** BEGIN **
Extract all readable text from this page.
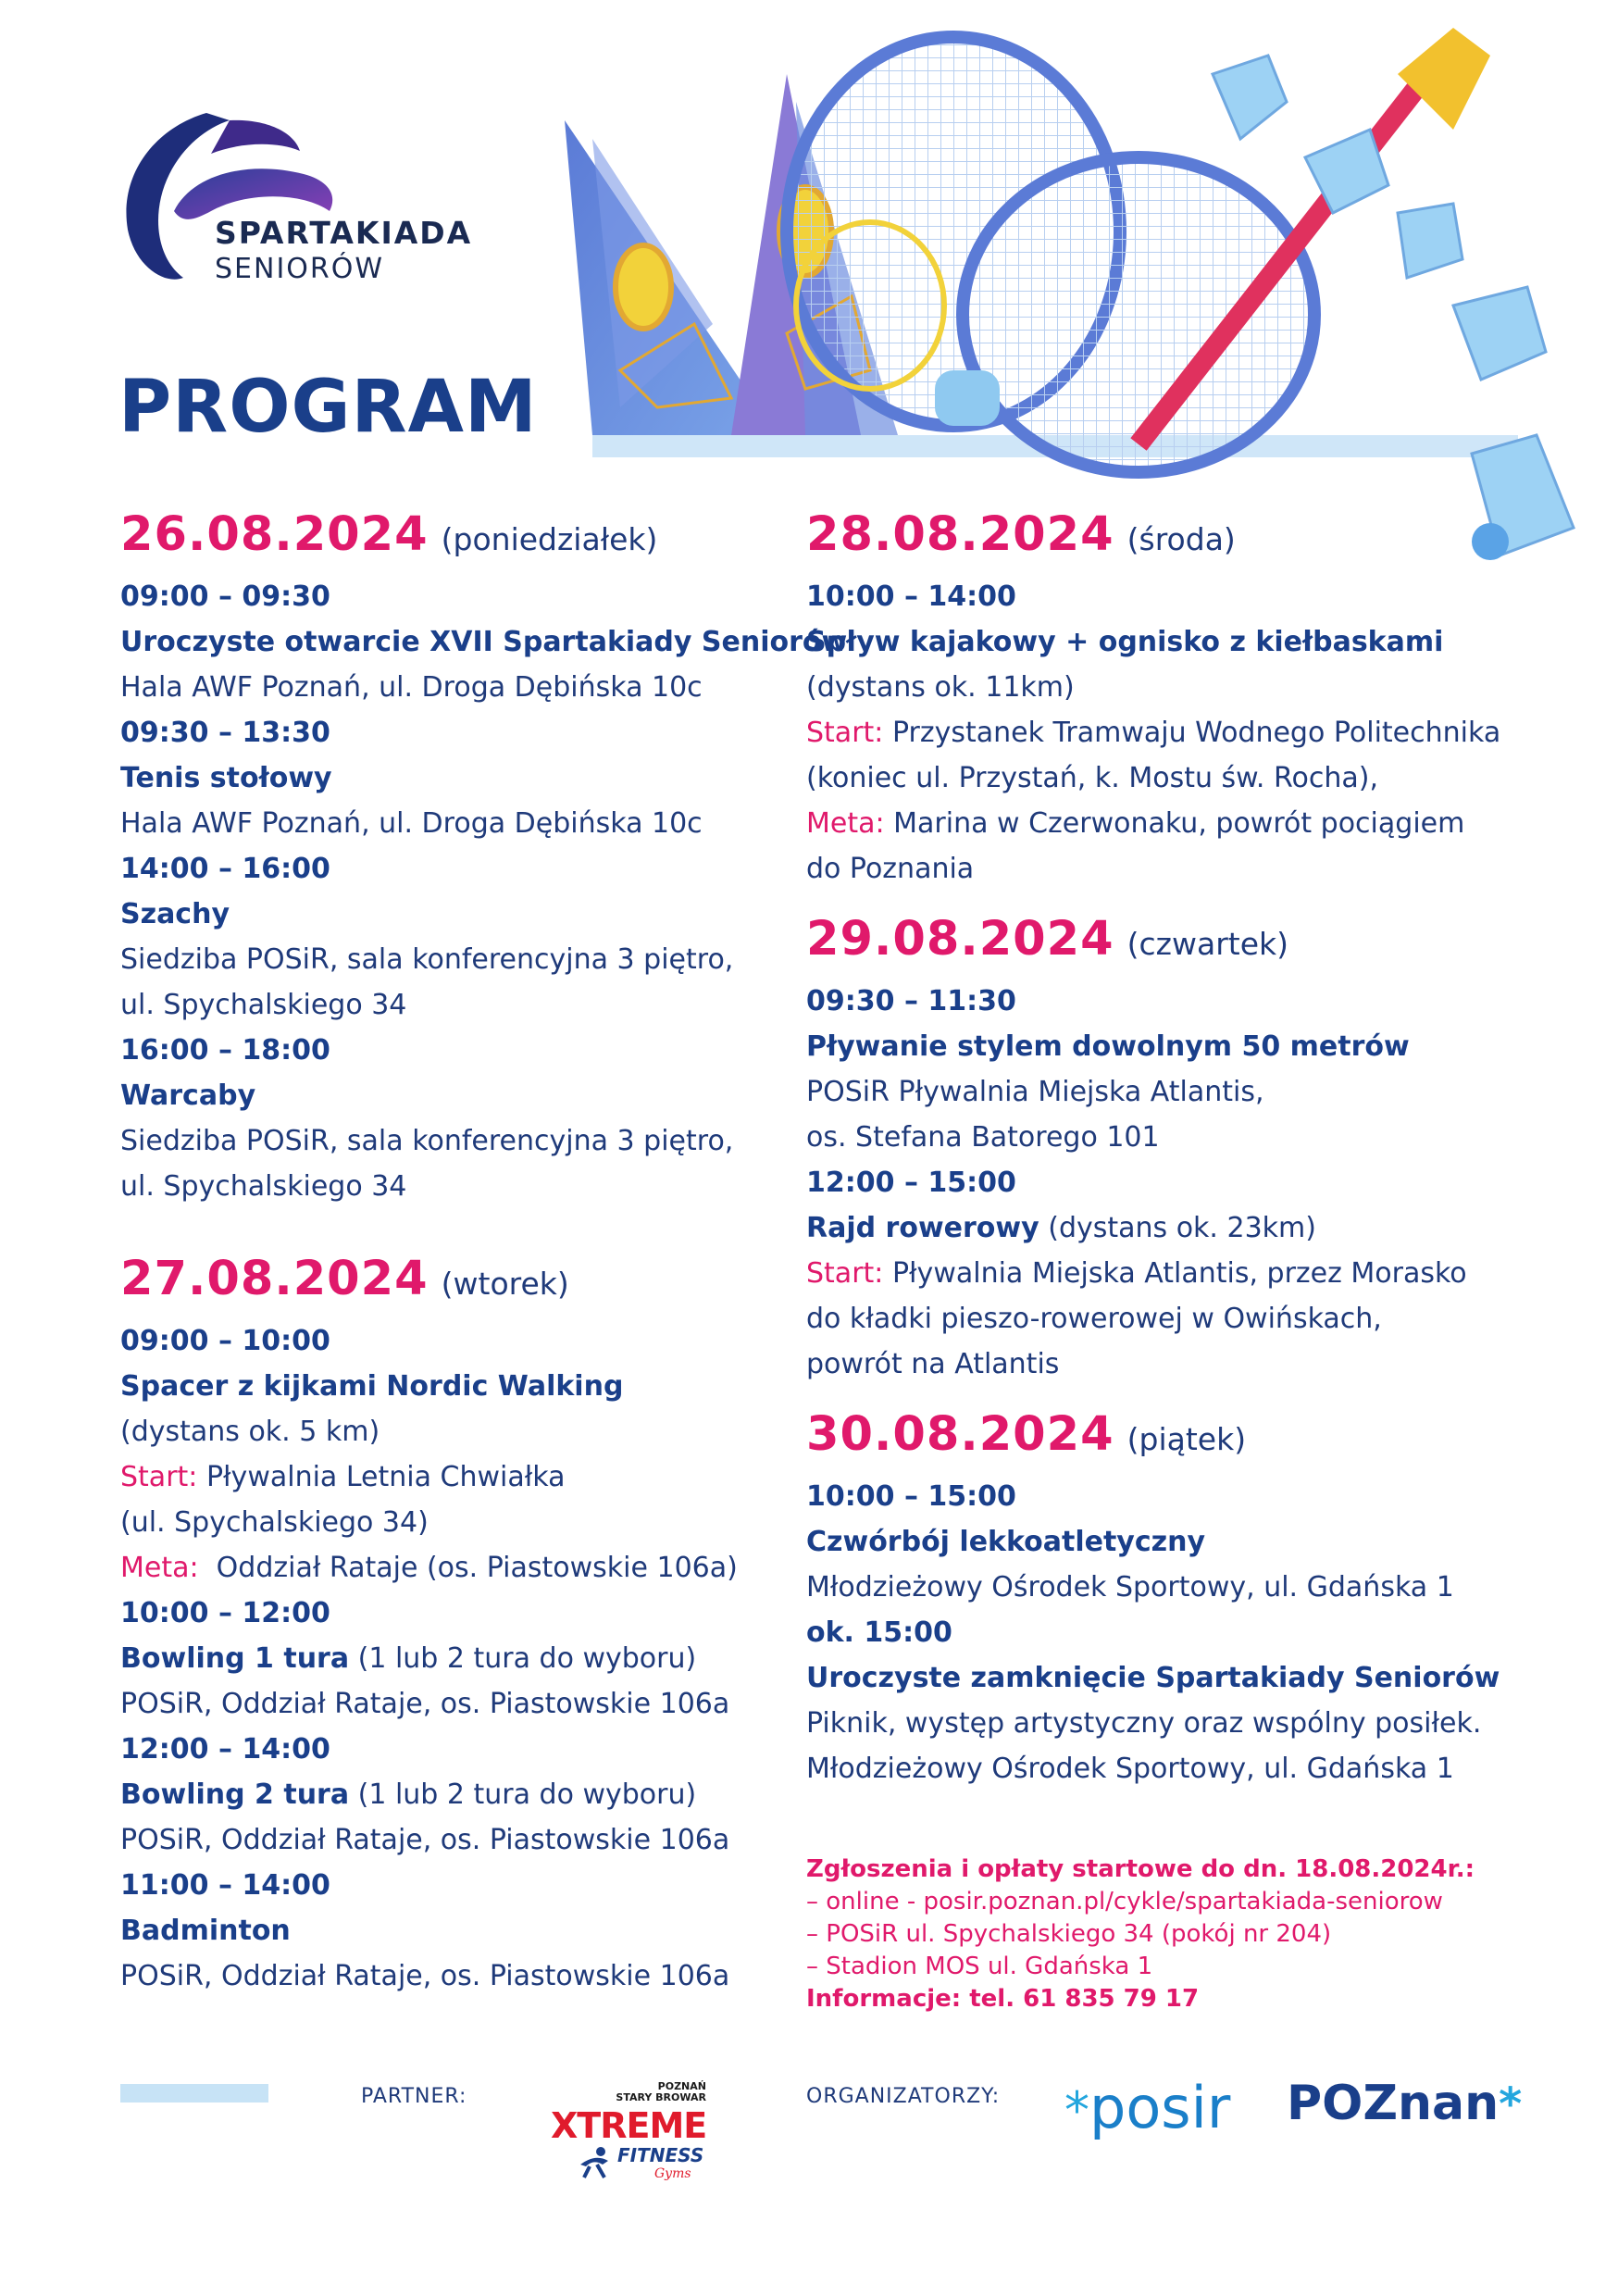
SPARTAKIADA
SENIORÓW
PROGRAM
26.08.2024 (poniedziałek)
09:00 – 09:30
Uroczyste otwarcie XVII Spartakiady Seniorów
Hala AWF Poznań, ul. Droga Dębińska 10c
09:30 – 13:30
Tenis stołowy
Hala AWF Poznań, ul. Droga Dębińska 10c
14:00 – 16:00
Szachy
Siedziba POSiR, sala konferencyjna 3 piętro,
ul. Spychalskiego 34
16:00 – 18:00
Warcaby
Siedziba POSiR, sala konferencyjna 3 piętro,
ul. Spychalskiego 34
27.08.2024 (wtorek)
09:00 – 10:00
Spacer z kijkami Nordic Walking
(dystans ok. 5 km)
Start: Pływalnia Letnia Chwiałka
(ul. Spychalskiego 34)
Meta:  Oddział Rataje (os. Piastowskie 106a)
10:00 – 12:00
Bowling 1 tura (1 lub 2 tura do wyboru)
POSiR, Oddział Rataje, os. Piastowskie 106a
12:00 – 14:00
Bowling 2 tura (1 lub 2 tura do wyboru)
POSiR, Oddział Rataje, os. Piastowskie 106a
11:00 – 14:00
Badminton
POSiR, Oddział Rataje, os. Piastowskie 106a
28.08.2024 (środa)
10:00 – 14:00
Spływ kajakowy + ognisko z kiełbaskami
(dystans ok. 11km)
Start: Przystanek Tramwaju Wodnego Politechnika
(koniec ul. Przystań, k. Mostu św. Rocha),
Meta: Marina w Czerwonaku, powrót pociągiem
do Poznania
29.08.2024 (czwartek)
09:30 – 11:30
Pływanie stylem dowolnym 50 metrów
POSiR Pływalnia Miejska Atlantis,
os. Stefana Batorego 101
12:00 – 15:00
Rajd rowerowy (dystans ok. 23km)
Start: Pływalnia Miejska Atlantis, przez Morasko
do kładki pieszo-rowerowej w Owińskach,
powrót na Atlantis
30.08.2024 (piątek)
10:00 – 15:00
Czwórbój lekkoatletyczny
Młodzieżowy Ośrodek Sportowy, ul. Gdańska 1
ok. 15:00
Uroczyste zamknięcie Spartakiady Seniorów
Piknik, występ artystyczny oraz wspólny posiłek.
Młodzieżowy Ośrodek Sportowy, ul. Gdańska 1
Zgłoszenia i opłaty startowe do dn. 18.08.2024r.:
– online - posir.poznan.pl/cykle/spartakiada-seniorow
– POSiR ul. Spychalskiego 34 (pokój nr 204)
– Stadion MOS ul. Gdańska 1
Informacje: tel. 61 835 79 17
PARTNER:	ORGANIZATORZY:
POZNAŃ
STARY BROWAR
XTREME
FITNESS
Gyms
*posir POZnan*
** END **
§ SET TASK:
Quote the data above in full, leaving out the pictures it holds.

§ RESULT BELOW:
Extract all readable text from this page.
SPARTAKIADA
SENIORÓW
PROGRAM
26.08.2024 (poniedziałek)
09:00 – 09:30
Uroczyste otwarcie XVII Spartakiady Seniorów
Hala AWF Poznań, ul. Droga Dębińska 10c
09:30 – 13:30
Tenis stołowy
Hala AWF Poznań, ul. Droga Dębińska 10c
14:00 – 16:00
Szachy
Siedziba POSiR, sala konferencyjna 3 piętro,
ul. Spychalskiego 34
16:00 – 18:00
Warcaby
Siedziba POSiR, sala konferencyjna 3 piętro,
ul. Spychalskiego 34
27.08.2024 (wtorek)
09:00 – 10:00
Spacer z kijkami Nordic Walking
(dystans ok. 5 km)
Start: Pływalnia Letnia Chwiałka
(ul. Spychalskiego 34)
Meta:  Oddział Rataje (os. Piastowskie 106a)
10:00 – 12:00
Bowling 1 tura (1 lub 2 tura do wyboru)
POSiR, Oddział Rataje, os. Piastowskie 106a
12:00 – 14:00
Bowling 2 tura (1 lub 2 tura do wyboru)
POSiR, Oddział Rataje, os. Piastowskie 106a
11:00 – 14:00
Badminton
POSiR, Oddział Rataje, os. Piastowskie 106a
28.08.2024 (środa)
10:00 – 14:00
Spływ kajakowy + ognisko z kiełbaskami
(dystans ok. 11km)
Start: Przystanek Tramwaju Wodnego Politechnika
(koniec ul. Przystań, k. Mostu św. Rocha),
Meta: Marina w Czerwonaku, powrót pociągiem
do Poznania
29.08.2024 (czwartek)
09:30 – 11:30
Pływanie stylem dowolnym 50 metrów
POSiR Pływalnia Miejska Atlantis,
os. Stefana Batorego 101
12:00 – 15:00
Rajd rowerowy (dystans ok. 23km)
Start: Pływalnia Miejska Atlantis, przez Morasko
do kładki pieszo-rowerowej w Owińskach,
powrót na Atlantis
30.08.2024 (piątek)
10:00 – 15:00
Czwórbój lekkoatletyczny
Młodzieżowy Ośrodek Sportowy, ul. Gdańska 1
ok. 15:00
Uroczyste zamknięcie Spartakiady Seniorów
Piknik, występ artystyczny oraz wspólny posiłek.
Młodzieżowy Ośrodek Sportowy, ul. Gdańska 1
Zgłoszenia i opłaty startowe do dn. 18.08.2024r.:
– online - posir.poznan.pl/cykle/spartakiada-seniorow
– POSiR ul. Spychalskiego 34 (pokój nr 204)
– Stadion MOS ul. Gdańska 1
Informacje: tel. 61 835 79 17
PARTNER:	ORGANIZATORZY:
POZNAŃ
STARY BROWAR
XTREME
FITNESS
Gyms
*posir POZnan*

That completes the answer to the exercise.